Data entries
++++++++++++++++++++

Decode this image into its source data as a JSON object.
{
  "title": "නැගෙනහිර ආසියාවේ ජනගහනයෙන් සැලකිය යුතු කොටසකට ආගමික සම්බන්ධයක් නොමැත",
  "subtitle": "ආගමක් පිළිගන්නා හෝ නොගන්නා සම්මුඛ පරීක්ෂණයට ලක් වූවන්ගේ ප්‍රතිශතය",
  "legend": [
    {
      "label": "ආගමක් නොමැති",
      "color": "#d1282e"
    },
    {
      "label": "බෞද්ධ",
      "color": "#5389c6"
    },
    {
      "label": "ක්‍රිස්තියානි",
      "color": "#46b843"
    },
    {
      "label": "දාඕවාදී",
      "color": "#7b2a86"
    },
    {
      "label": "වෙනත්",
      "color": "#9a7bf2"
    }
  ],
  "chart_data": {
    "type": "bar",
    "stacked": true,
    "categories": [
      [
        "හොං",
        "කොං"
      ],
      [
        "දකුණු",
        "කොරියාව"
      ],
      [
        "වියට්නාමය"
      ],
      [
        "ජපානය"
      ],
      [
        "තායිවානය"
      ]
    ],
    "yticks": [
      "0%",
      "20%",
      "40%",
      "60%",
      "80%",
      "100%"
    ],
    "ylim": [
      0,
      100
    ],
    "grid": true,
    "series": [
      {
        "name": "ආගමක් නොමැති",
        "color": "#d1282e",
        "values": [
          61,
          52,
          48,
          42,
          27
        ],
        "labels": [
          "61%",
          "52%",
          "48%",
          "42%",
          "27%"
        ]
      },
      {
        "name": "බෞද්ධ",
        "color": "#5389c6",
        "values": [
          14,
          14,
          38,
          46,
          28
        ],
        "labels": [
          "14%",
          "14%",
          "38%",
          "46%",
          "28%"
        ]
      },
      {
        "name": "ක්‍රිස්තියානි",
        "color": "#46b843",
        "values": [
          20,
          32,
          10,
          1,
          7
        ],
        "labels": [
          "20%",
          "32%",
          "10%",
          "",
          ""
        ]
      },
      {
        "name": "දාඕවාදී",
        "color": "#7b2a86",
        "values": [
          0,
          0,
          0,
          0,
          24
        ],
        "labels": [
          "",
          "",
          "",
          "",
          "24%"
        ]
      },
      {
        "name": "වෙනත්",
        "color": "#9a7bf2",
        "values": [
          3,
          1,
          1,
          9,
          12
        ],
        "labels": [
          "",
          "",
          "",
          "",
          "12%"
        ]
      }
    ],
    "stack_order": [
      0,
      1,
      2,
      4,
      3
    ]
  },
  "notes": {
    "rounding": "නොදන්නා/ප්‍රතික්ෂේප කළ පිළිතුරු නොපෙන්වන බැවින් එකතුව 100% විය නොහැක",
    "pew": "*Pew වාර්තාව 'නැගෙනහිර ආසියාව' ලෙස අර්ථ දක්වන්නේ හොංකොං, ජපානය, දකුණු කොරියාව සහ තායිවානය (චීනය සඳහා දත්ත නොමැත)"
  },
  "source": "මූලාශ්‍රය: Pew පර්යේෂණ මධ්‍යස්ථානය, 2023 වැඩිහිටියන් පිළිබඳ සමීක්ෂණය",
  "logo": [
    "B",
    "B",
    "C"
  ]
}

++++++++++++++++++++

GOAL => Output an exact copy of each record.

EXERCISE ANSWER =>
Decode this image into its source data as a JSON object.
{
  "title": "නැගෙනහිර ආසියාවේ ජනගහනයෙන් සැලකිය යුතු කොටසකට ආගමික සම්බන්ධයක් නොමැත",
  "subtitle": "ආගමක් පිළිගන්නා හෝ නොගන්නා සම්මුඛ පරීක්ෂණයට ලක් වූවන්ගේ ප්‍රතිශතය",
  "legend": [
    {
      "label": "ආගමක් නොමැති",
      "color": "#d1282e"
    },
    {
      "label": "බෞද්ධ",
      "color": "#5389c6"
    },
    {
      "label": "ක්‍රිස්තියානි",
      "color": "#46b843"
    },
    {
      "label": "දාඕවාදී",
      "color": "#7b2a86"
    },
    {
      "label": "වෙනත්",
      "color": "#9a7bf2"
    }
  ],
  "chart_data": {
    "type": "bar",
    "stacked": true,
    "categories": [
      [
        "හොං",
        "කොං"
      ],
      [
        "දකුණු",
        "කොරියාව"
      ],
      [
        "වියට්නාමය"
      ],
      [
        "ජපානය"
      ],
      [
        "තායිවානය"
      ]
    ],
    "yticks": [
      "0%",
      "20%",
      "40%",
      "60%",
      "80%",
      "100%"
    ],
    "ylim": [
      0,
      100
    ],
    "grid": true,
    "series": [
      {
        "name": "ආගමක් නොමැති",
        "color": "#d1282e",
        "values": [
          61,
          52,
          48,
          42,
          27
        ],
        "labels": [
          "61%",
          "52%",
          "48%",
          "42%",
          "27%"
        ]
      },
      {
        "name": "බෞද්ධ",
        "color": "#5389c6",
        "values": [
          14,
          14,
          38,
          46,
          28
        ],
        "labels": [
          "14%",
          "14%",
          "38%",
          "46%",
          "28%"
        ]
      },
      {
        "name": "ක්‍රිස්තියානි",
        "color": "#46b843",
        "values": [
          20,
          32,
          10,
          1,
          7
        ],
        "labels": [
          "20%",
          "32%",
          "10%",
          "",
          ""
        ]
      },
      {
        "name": "දාඕවාදී",
        "color": "#7b2a86",
        "values": [
          0,
          0,
          0,
          0,
          24
        ],
        "labels": [
          "",
          "",
          "",
          "",
          "24%"
        ]
      },
      {
        "name": "වෙනත්",
        "color": "#9a7bf2",
        "values": [
          3,
          1,
          1,
          9,
          12
        ],
        "labels": [
          "",
          "",
          "",
          "",
          "12%"
        ]
      }
    ],
    "stack_order": [
      0,
      1,
      2,
      4,
      3
    ]
  },
  "notes": {
    "rounding": "නොදන්නා/ප්‍රතික්ෂේප කළ පිළිතුරු නොපෙන්වන බැවින් එකතුව 100% විය නොහැක",
    "pew": "*Pew වාර්තාව 'නැගෙනහිර ආසියාව' ලෙස අර්ථ දක්වන්නේ හොංකොං, ජපානය, දකුණු කොරියාව සහ තායිවානය (චීනය සඳහා දත්ත නොමැත)"
  },
  "source": "මූලාශ්‍රය: Pew පර්යේෂණ මධ්‍යස්ථානය, 2023 වැඩිහිටියන් පිළිබඳ සමීක්ෂණය",
  "logo": [
    "B",
    "B",
    "C"
  ]
}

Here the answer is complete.